● **WHAT IS NEEDED**: Gather every line from the entries below that includes "title".

—————

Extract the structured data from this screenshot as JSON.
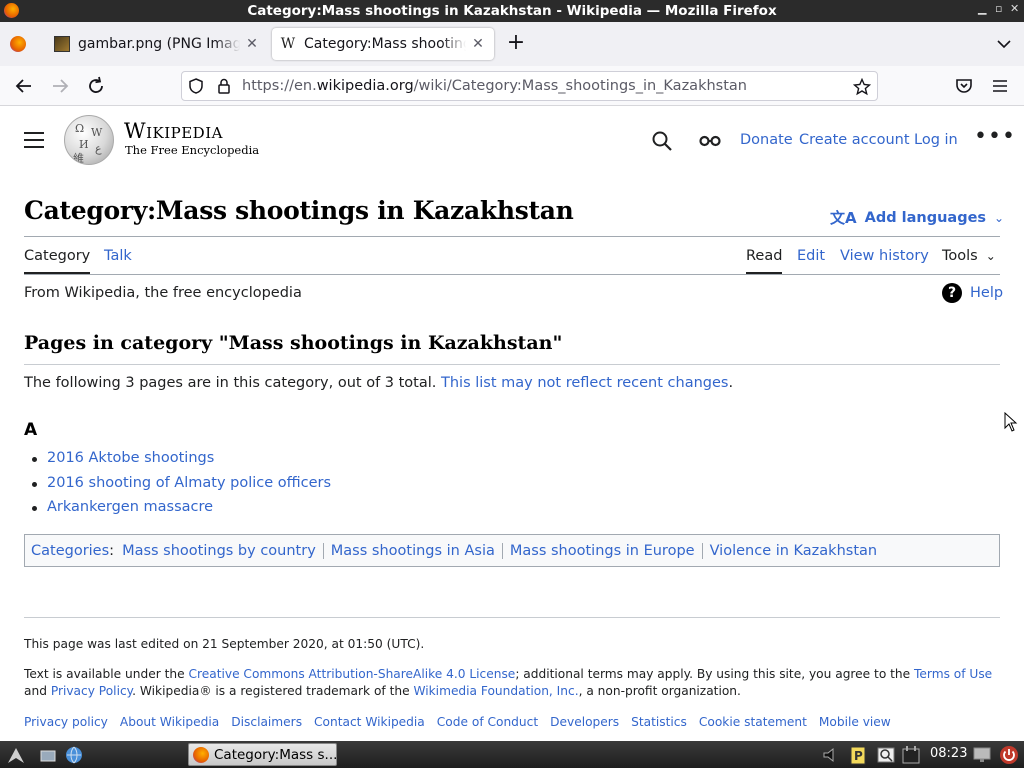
{
  "window": {
    "title": "Category:Mass shootings in Kazakhstan - Wikipedia — Mozilla Firefox"
  },
  "tabs": [
    {
      "label": "gambar.png (PNG Image",
      "active": false
    },
    {
      "label": "Category:Mass shootings in Kazakhstan",
      "active": true
    }
  ],
  "urlbar": {
    "prefix": "https://en.",
    "domain": "wikipedia.org",
    "path": "/wiki/Category:Mass_shootings_in_Kazakhstan"
  },
  "header": {
    "wordmark": "Wikipedia",
    "tagline": "The Free Encyclopedia",
    "donate": "Donate",
    "create_account": "Create account",
    "login": "Log in",
    "more": "•••"
  },
  "page": {
    "title": "Category:Mass shootings in Kazakhstan",
    "add_languages": "Add languages",
    "tabs_left": [
      "Category",
      "Talk"
    ],
    "tabs_right": [
      "Read",
      "Edit",
      "View history",
      "Tools"
    ],
    "from": "From Wikipedia, the free encyclopedia",
    "help": "Help",
    "heading": "Pages in category \"Mass shootings in Kazakhstan\"",
    "summary_text": "The following 3 pages are in this category, out of 3 total. ",
    "summary_link": "This list may not reflect recent changes",
    "summary_end": ".",
    "letter": "A",
    "pages": [
      "2016 Aktobe shootings",
      "2016 shooting of Almaty police officers",
      "Arkankergen massacre"
    ],
    "categories_label": "Categories",
    "categories_colon": ":",
    "categories": [
      "Mass shootings by country",
      "Mass shootings in Asia",
      "Mass shootings in Europe",
      "Violence in Kazakhstan"
    ]
  },
  "footer": {
    "last_edited": "This page was last edited on 21 September 2020, at 01:50 (UTC).",
    "license_1": "Text is available under the ",
    "license_link": "Creative Commons Attribution-ShareAlike 4.0 License",
    "license_2": "; additional terms may apply. By using this site, you agree to the ",
    "terms_link": "Terms of Use",
    "license_3": " and ",
    "privacy_link": "Privacy Policy",
    "license_4": ". Wikipedia® is a registered trademark of the ",
    "wmf_link": "Wikimedia Foundation, Inc.",
    "license_5": ", a non-profit organization.",
    "links": [
      "Privacy policy",
      "About Wikipedia",
      "Disclaimers",
      "Contact Wikipedia",
      "Code of Conduct",
      "Developers",
      "Statistics",
      "Cookie statement",
      "Mobile view"
    ]
  },
  "taskbar": {
    "task_label": "Category:Mass s...",
    "clock": "08:23"
  },
  "colors": {
    "link": "#3366cc",
    "text": "#202122",
    "border": "#a2a9b1"
  }
}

—————

● **CORRECT ANSWER**:
    "title": "Category:Mass shootings in Kazakhstan - Wikipedia — Mozilla Firefox"
    "title": "Category:Mass shootings in Kazakhstan",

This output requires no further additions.